▸ **LISTED RECORDS**

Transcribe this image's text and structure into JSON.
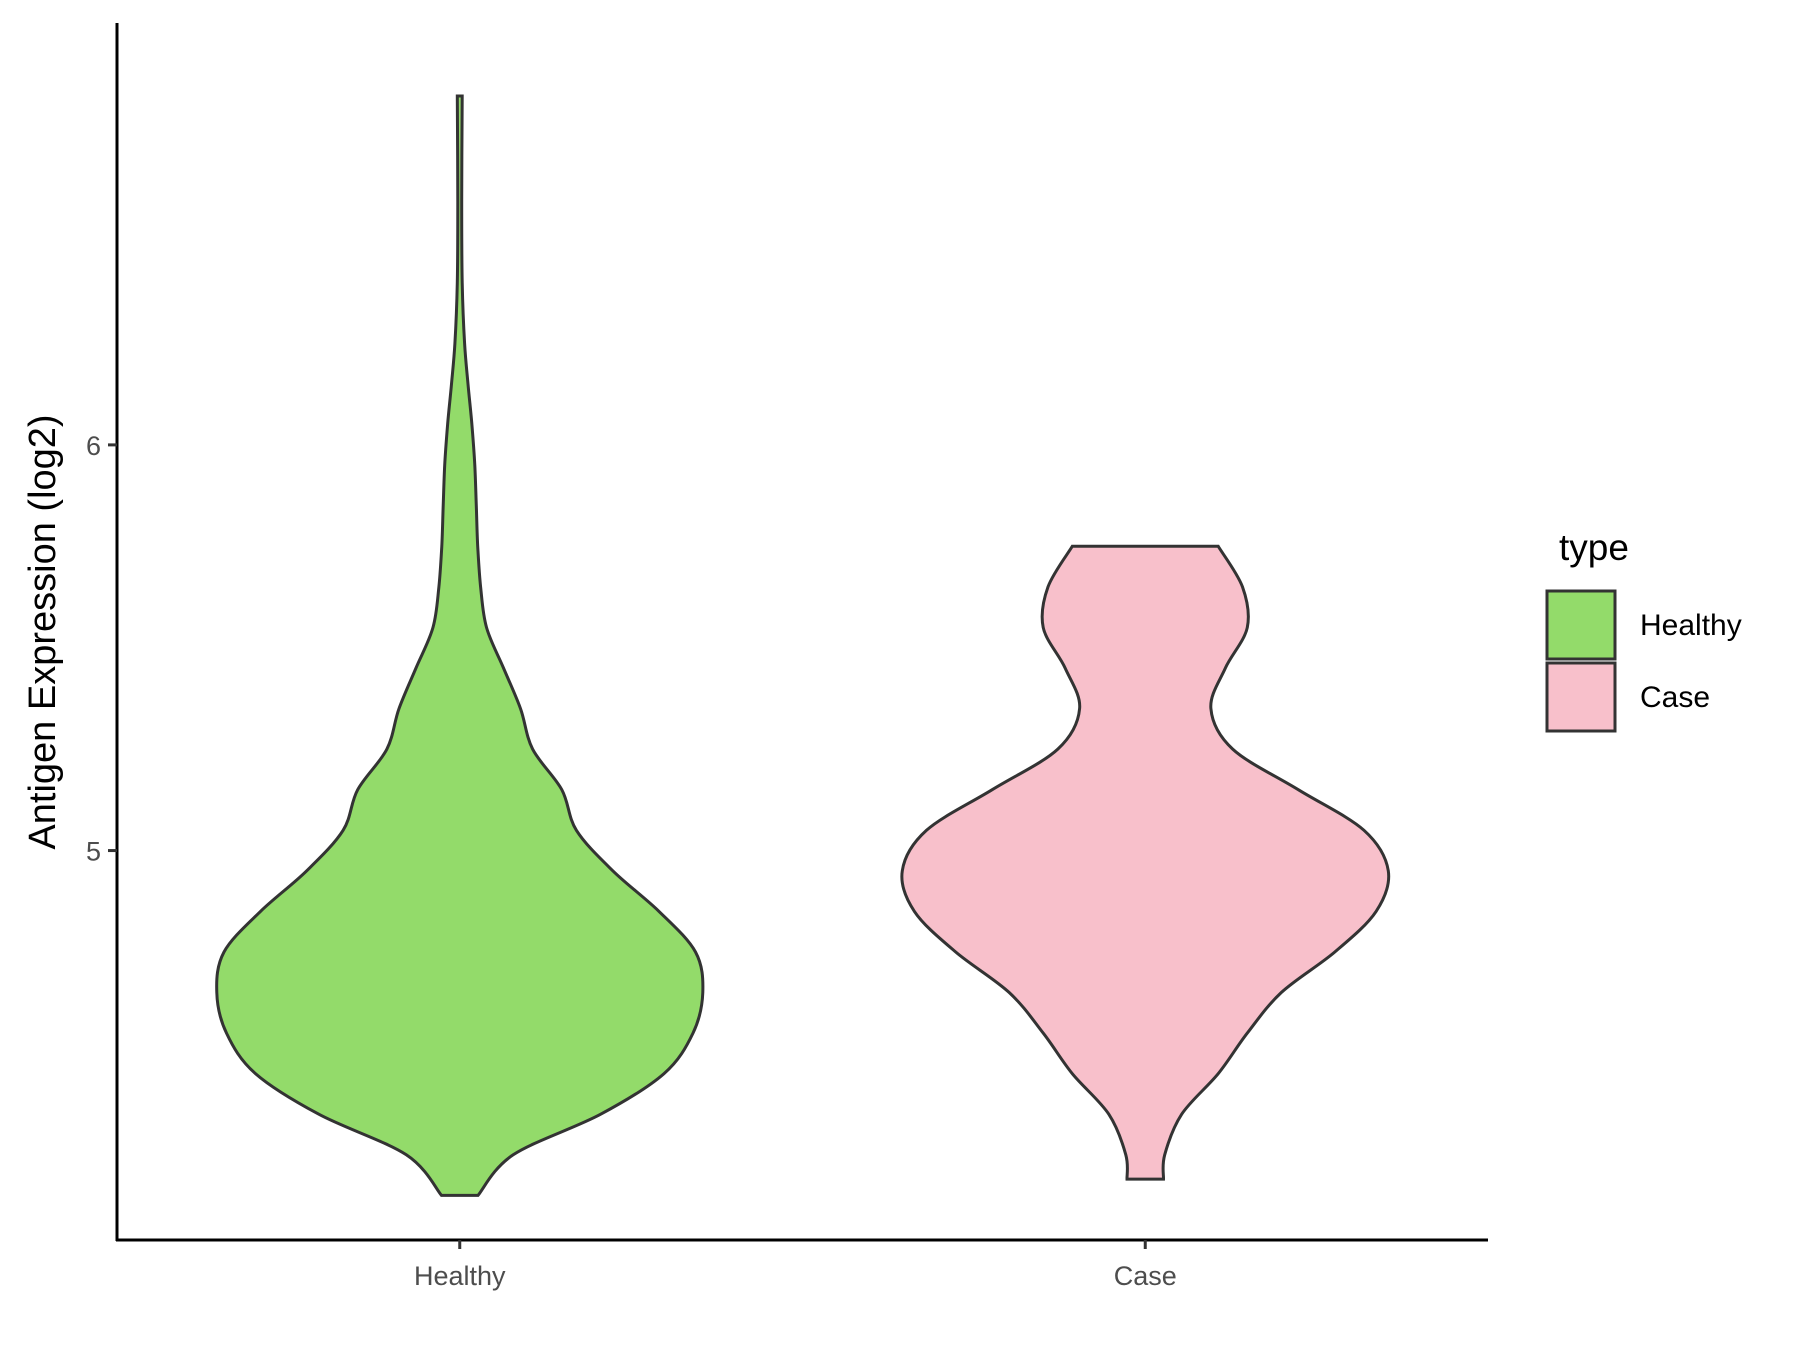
{
  "chart_data": {
    "type": "violin",
    "ylabel": "Antigen Expression (log2)",
    "categories": [
      "Healthy",
      "Case"
    ],
    "y_ticks": [
      5,
      6
    ],
    "ylim": [
      4.04,
      7.04
    ],
    "grid": false,
    "legend": {
      "title": "type",
      "placement": "right",
      "entries": [
        {
          "label": "Healthy",
          "color": "#93DB6A"
        },
        {
          "label": "Case",
          "color": "#F8C0CB"
        }
      ]
    },
    "series": [
      {
        "category": "Healthy",
        "color": "#93DB6A",
        "min": 4.15,
        "max": 6.86,
        "density_profile": [
          [
            4.15,
            0.075
          ],
          [
            4.25,
            0.22
          ],
          [
            4.35,
            0.58
          ],
          [
            4.45,
            0.84
          ],
          [
            4.55,
            0.96
          ],
          [
            4.65,
            1.0
          ],
          [
            4.75,
            0.97
          ],
          [
            4.85,
            0.82
          ],
          [
            4.95,
            0.63
          ],
          [
            5.05,
            0.48
          ],
          [
            5.15,
            0.42
          ],
          [
            5.25,
            0.3
          ],
          [
            5.35,
            0.25
          ],
          [
            5.45,
            0.18
          ],
          [
            5.55,
            0.11
          ],
          [
            5.65,
            0.086
          ],
          [
            5.75,
            0.074
          ],
          [
            5.85,
            0.068
          ],
          [
            5.95,
            0.062
          ],
          [
            6.05,
            0.05
          ],
          [
            6.15,
            0.034
          ],
          [
            6.25,
            0.02
          ],
          [
            6.4,
            0.01
          ],
          [
            6.6,
            0.008
          ],
          [
            6.86,
            0.01
          ]
        ]
      },
      {
        "category": "Case",
        "color": "#F8C0CB",
        "min": 4.19,
        "max": 5.75,
        "density_profile": [
          [
            4.19,
            0.075
          ],
          [
            4.25,
            0.08
          ],
          [
            4.35,
            0.15
          ],
          [
            4.45,
            0.3
          ],
          [
            4.55,
            0.42
          ],
          [
            4.65,
            0.56
          ],
          [
            4.75,
            0.78
          ],
          [
            4.85,
            0.95
          ],
          [
            4.95,
            1.0
          ],
          [
            5.05,
            0.9
          ],
          [
            5.15,
            0.63
          ],
          [
            5.25,
            0.36
          ],
          [
            5.35,
            0.27
          ],
          [
            5.45,
            0.33
          ],
          [
            5.55,
            0.42
          ],
          [
            5.65,
            0.4
          ],
          [
            5.75,
            0.3
          ]
        ]
      }
    ]
  }
}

▸ **TASK PROMPT**
Transcribe the whole listing exactly. Pictures are excluded.

▸ **OUTPUT BELOW**
Transcribe this image's text and structure into JSON.
{
  "chart_data": {
    "type": "violin",
    "ylabel": "Antigen Expression (log2)",
    "categories": [
      "Healthy",
      "Case"
    ],
    "y_ticks": [
      5,
      6
    ],
    "ylim": [
      4.04,
      7.04
    ],
    "grid": false,
    "legend": {
      "title": "type",
      "placement": "right",
      "entries": [
        {
          "label": "Healthy",
          "color": "#93DB6A"
        },
        {
          "label": "Case",
          "color": "#F8C0CB"
        }
      ]
    },
    "series": [
      {
        "category": "Healthy",
        "color": "#93DB6A",
        "min": 4.15,
        "max": 6.86,
        "density_profile": [
          [
            4.15,
            0.075
          ],
          [
            4.25,
            0.22
          ],
          [
            4.35,
            0.58
          ],
          [
            4.45,
            0.84
          ],
          [
            4.55,
            0.96
          ],
          [
            4.65,
            1.0
          ],
          [
            4.75,
            0.97
          ],
          [
            4.85,
            0.82
          ],
          [
            4.95,
            0.63
          ],
          [
            5.05,
            0.48
          ],
          [
            5.15,
            0.42
          ],
          [
            5.25,
            0.3
          ],
          [
            5.35,
            0.25
          ],
          [
            5.45,
            0.18
          ],
          [
            5.55,
            0.11
          ],
          [
            5.65,
            0.086
          ],
          [
            5.75,
            0.074
          ],
          [
            5.85,
            0.068
          ],
          [
            5.95,
            0.062
          ],
          [
            6.05,
            0.05
          ],
          [
            6.15,
            0.034
          ],
          [
            6.25,
            0.02
          ],
          [
            6.4,
            0.01
          ],
          [
            6.6,
            0.008
          ],
          [
            6.86,
            0.01
          ]
        ]
      },
      {
        "category": "Case",
        "color": "#F8C0CB",
        "min": 4.19,
        "max": 5.75,
        "density_profile": [
          [
            4.19,
            0.075
          ],
          [
            4.25,
            0.08
          ],
          [
            4.35,
            0.15
          ],
          [
            4.45,
            0.3
          ],
          [
            4.55,
            0.42
          ],
          [
            4.65,
            0.56
          ],
          [
            4.75,
            0.78
          ],
          [
            4.85,
            0.95
          ],
          [
            4.95,
            1.0
          ],
          [
            5.05,
            0.9
          ],
          [
            5.15,
            0.63
          ],
          [
            5.25,
            0.36
          ],
          [
            5.35,
            0.27
          ],
          [
            5.45,
            0.33
          ],
          [
            5.55,
            0.42
          ],
          [
            5.65,
            0.4
          ],
          [
            5.75,
            0.3
          ]
        ]
      }
    ]
  }
}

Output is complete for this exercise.